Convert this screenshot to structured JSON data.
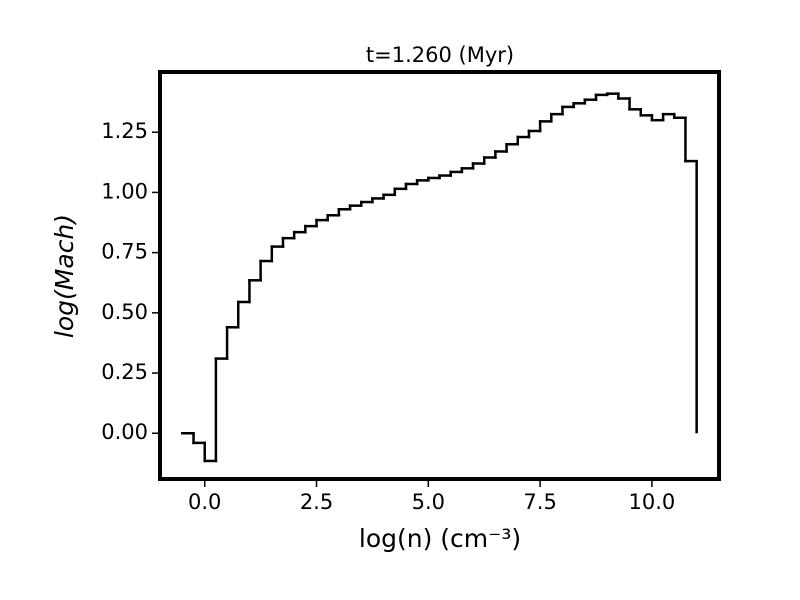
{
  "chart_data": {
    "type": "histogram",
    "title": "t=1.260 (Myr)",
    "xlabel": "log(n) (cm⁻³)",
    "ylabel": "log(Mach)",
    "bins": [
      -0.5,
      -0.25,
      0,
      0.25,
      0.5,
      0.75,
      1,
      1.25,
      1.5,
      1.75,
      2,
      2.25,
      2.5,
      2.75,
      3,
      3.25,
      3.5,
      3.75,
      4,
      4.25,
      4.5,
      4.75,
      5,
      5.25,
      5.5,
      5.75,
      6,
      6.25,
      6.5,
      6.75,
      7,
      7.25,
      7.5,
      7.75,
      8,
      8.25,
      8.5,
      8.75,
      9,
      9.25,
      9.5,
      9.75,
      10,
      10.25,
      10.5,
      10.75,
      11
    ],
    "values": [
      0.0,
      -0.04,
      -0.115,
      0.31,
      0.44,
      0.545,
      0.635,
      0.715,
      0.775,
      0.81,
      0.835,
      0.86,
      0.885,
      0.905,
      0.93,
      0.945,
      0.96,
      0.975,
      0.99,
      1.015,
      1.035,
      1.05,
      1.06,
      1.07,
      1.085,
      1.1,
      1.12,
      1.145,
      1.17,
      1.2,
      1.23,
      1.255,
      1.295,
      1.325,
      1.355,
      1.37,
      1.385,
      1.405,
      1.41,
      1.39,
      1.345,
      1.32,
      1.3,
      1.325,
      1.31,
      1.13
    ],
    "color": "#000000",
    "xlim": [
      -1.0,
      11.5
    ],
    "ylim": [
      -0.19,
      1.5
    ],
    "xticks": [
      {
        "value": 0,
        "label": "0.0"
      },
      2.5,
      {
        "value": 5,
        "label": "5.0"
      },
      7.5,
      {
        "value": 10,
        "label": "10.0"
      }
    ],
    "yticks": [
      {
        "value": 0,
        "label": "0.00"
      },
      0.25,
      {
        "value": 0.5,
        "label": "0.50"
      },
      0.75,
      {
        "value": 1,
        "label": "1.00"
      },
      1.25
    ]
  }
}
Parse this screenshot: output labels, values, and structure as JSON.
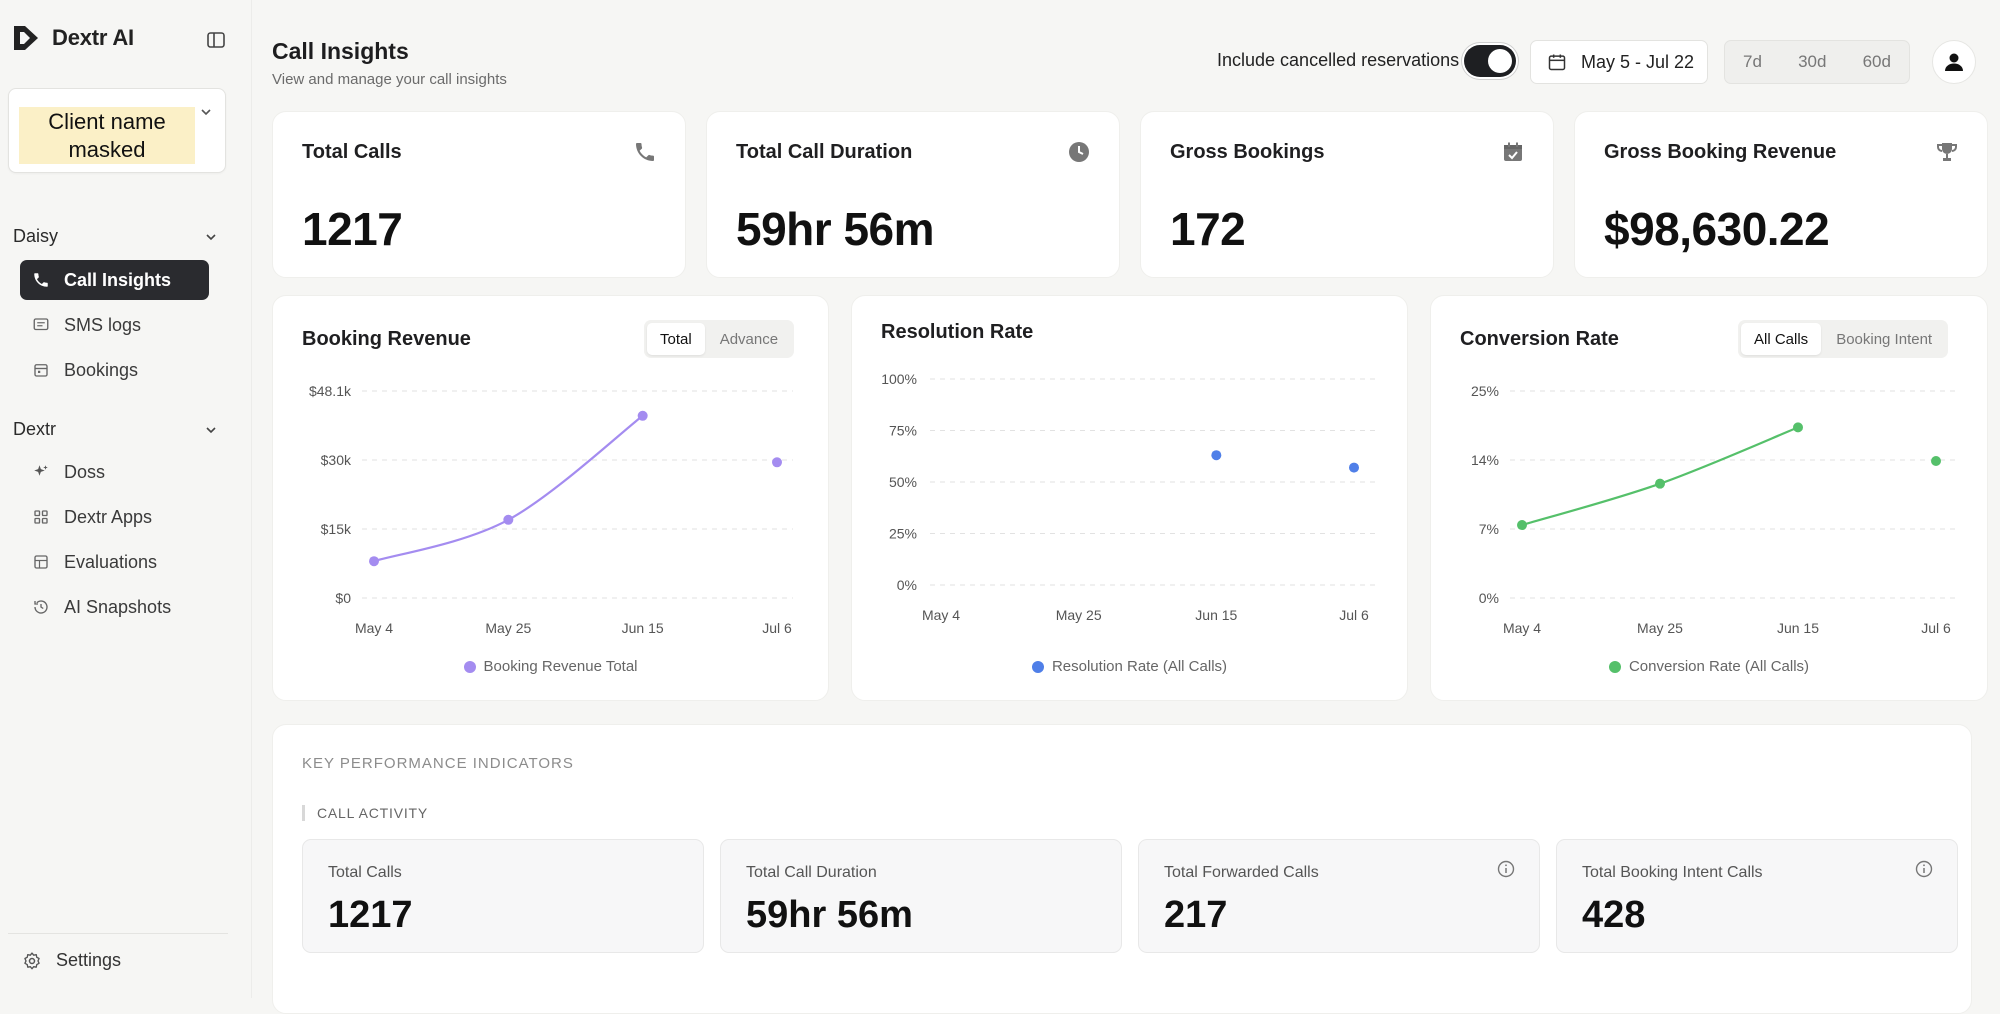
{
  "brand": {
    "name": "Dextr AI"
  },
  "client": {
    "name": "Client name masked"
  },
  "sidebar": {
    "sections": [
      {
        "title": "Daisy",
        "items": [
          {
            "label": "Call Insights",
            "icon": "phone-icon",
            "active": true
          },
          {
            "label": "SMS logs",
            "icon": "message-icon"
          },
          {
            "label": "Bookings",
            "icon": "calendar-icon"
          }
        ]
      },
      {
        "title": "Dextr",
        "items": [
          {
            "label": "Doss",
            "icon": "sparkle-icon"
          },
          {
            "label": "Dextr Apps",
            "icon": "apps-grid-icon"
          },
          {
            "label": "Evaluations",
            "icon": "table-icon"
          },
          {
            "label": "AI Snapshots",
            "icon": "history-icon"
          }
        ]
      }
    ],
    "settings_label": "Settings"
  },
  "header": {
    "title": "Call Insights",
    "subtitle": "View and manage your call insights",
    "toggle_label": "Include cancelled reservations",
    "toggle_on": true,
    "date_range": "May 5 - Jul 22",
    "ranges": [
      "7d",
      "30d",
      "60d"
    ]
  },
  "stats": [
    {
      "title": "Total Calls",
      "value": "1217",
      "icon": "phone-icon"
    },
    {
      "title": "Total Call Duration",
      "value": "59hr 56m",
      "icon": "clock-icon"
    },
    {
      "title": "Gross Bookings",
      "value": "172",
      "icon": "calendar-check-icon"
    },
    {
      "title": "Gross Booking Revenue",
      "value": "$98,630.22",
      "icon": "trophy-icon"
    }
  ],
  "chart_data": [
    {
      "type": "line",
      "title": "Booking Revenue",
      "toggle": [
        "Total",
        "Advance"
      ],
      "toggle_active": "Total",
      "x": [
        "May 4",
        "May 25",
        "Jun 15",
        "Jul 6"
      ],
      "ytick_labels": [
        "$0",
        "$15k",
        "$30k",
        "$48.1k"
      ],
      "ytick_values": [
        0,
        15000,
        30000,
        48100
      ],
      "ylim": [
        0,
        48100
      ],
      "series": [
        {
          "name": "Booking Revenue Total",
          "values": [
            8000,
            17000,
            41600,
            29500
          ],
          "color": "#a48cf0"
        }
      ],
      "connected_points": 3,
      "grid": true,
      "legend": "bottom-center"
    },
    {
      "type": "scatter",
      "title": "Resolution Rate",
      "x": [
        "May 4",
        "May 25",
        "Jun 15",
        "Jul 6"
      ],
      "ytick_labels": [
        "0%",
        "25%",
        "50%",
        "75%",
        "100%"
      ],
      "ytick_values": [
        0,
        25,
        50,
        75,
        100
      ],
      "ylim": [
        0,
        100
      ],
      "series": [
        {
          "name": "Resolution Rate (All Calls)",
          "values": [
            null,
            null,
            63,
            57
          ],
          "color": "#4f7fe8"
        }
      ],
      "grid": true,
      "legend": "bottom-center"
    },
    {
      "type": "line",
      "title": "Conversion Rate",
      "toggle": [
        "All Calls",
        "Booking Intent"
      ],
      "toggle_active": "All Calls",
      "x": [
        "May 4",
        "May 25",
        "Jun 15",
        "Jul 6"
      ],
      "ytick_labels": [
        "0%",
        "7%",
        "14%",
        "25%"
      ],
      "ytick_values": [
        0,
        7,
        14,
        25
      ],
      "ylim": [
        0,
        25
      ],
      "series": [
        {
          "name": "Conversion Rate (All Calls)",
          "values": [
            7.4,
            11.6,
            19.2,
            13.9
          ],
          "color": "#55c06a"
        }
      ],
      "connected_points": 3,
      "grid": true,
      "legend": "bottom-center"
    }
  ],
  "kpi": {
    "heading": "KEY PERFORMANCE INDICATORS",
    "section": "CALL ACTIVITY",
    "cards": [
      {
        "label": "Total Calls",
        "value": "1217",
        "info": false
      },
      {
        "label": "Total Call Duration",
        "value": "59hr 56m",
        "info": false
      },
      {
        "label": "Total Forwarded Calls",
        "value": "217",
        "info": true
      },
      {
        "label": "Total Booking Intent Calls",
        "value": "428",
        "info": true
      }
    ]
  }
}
---*---
* [EXERCISE BRIEF]: Give all the lines above again, character for character, without pictures.

* [THE REPLY]:
Convert this screenshot to structured JSON data.
{
  "chart_data": {
    "type": "histogram",
    "title": "t=1.260 (Myr)",
    "xlabel": "log(n) (cm⁻³)",
    "ylabel": "log(Mach)",
    "bins": [
      -0.5,
      -0.25,
      0,
      0.25,
      0.5,
      0.75,
      1,
      1.25,
      1.5,
      1.75,
      2,
      2.25,
      2.5,
      2.75,
      3,
      3.25,
      3.5,
      3.75,
      4,
      4.25,
      4.5,
      4.75,
      5,
      5.25,
      5.5,
      5.75,
      6,
      6.25,
      6.5,
      6.75,
      7,
      7.25,
      7.5,
      7.75,
      8,
      8.25,
      8.5,
      8.75,
      9,
      9.25,
      9.5,
      9.75,
      10,
      10.25,
      10.5,
      10.75,
      11
    ],
    "values": [
      0.0,
      -0.04,
      -0.115,
      0.31,
      0.44,
      0.545,
      0.635,
      0.715,
      0.775,
      0.81,
      0.835,
      0.86,
      0.885,
      0.905,
      0.93,
      0.945,
      0.96,
      0.975,
      0.99,
      1.015,
      1.035,
      1.05,
      1.06,
      1.07,
      1.085,
      1.1,
      1.12,
      1.145,
      1.17,
      1.2,
      1.23,
      1.255,
      1.295,
      1.325,
      1.355,
      1.37,
      1.385,
      1.405,
      1.41,
      1.39,
      1.345,
      1.32,
      1.3,
      1.325,
      1.31,
      1.13
    ],
    "color": "#000000",
    "xlim": [
      -1.0,
      11.5
    ],
    "ylim": [
      -0.19,
      1.5
    ],
    "xticks": [
      {
        "value": 0,
        "label": "0.0"
      },
      2.5,
      {
        "value": 5,
        "label": "5.0"
      },
      7.5,
      {
        "value": 10,
        "label": "10.0"
      }
    ],
    "yticks": [
      {
        "value": 0,
        "label": "0.00"
      },
      0.25,
      {
        "value": 0.5,
        "label": "0.50"
      },
      0.75,
      {
        "value": 1,
        "label": "1.00"
      },
      1.25
    ]
  }
}
Parse this screenshot: output labels, values, and structure as JSON.
{
  "brand": {
    "name": "Dextr AI"
  },
  "client": {
    "name": "Client name masked"
  },
  "sidebar": {
    "sections": [
      {
        "title": "Daisy",
        "items": [
          {
            "label": "Call Insights",
            "icon": "phone-icon",
            "active": true
          },
          {
            "label": "SMS logs",
            "icon": "message-icon"
          },
          {
            "label": "Bookings",
            "icon": "calendar-icon"
          }
        ]
      },
      {
        "title": "Dextr",
        "items": [
          {
            "label": "Doss",
            "icon": "sparkle-icon"
          },
          {
            "label": "Dextr Apps",
            "icon": "apps-grid-icon"
          },
          {
            "label": "Evaluations",
            "icon": "table-icon"
          },
          {
            "label": "AI Snapshots",
            "icon": "history-icon"
          }
        ]
      }
    ],
    "settings_label": "Settings"
  },
  "header": {
    "title": "Call Insights",
    "subtitle": "View and manage your call insights",
    "toggle_label": "Include cancelled reservations",
    "toggle_on": true,
    "date_range": "May 5 - Jul 22",
    "ranges": [
      "7d",
      "30d",
      "60d"
    ]
  },
  "stats": [
    {
      "title": "Total Calls",
      "value": "1217",
      "icon": "phone-icon"
    },
    {
      "title": "Total Call Duration",
      "value": "59hr 56m",
      "icon": "clock-icon"
    },
    {
      "title": "Gross Bookings",
      "value": "172",
      "icon": "calendar-check-icon"
    },
    {
      "title": "Gross Booking Revenue",
      "value": "$98,630.22",
      "icon": "trophy-icon"
    }
  ],
  "chart_data": [
    {
      "type": "line",
      "title": "Booking Revenue",
      "toggle": [
        "Total",
        "Advance"
      ],
      "toggle_active": "Total",
      "x": [
        "May 4",
        "May 25",
        "Jun 15",
        "Jul 6"
      ],
      "ytick_labels": [
        "$0",
        "$15k",
        "$30k",
        "$48.1k"
      ],
      "ytick_values": [
        0,
        15000,
        30000,
        48100
      ],
      "ylim": [
        0,
        48100
      ],
      "series": [
        {
          "name": "Booking Revenue Total",
          "values": [
            8000,
            17000,
            41600,
            29500
          ],
          "color": "#a48cf0"
        }
      ],
      "connected_points": 3,
      "grid": true,
      "legend": "bottom-center"
    },
    {
      "type": "scatter",
      "title": "Resolution Rate",
      "x": [
        "May 4",
        "May 25",
        "Jun 15",
        "Jul 6"
      ],
      "ytick_labels": [
        "0%",
        "25%",
        "50%",
        "75%",
        "100%"
      ],
      "ytick_values": [
        0,
        25,
        50,
        75,
        100
      ],
      "ylim": [
        0,
        100
      ],
      "series": [
        {
          "name": "Resolution Rate (All Calls)",
          "values": [
            null,
            null,
            63,
            57
          ],
          "color": "#4f7fe8"
        }
      ],
      "grid": true,
      "legend": "bottom-center"
    },
    {
      "type": "line",
      "title": "Conversion Rate",
      "toggle": [
        "All Calls",
        "Booking Intent"
      ],
      "toggle_active": "All Calls",
      "x": [
        "May 4",
        "May 25",
        "Jun 15",
        "Jul 6"
      ],
      "ytick_labels": [
        "0%",
        "7%",
        "14%",
        "25%"
      ],
      "ytick_values": [
        0,
        7,
        14,
        25
      ],
      "ylim": [
        0,
        25
      ],
      "series": [
        {
          "name": "Conversion Rate (All Calls)",
          "values": [
            7.4,
            11.6,
            19.2,
            13.9
          ],
          "color": "#55c06a"
        }
      ],
      "connected_points": 3,
      "grid": true,
      "legend": "bottom-center"
    }
  ],
  "kpi": {
    "heading": "KEY PERFORMANCE INDICATORS",
    "section": "CALL ACTIVITY",
    "cards": [
      {
        "label": "Total Calls",
        "value": "1217",
        "info": false
      },
      {
        "label": "Total Call Duration",
        "value": "59hr 56m",
        "info": false
      },
      {
        "label": "Total Forwarded Calls",
        "value": "217",
        "info": true
      },
      {
        "label": "Total Booking Intent Calls",
        "value": "428",
        "info": true
      }
    ]
  }
}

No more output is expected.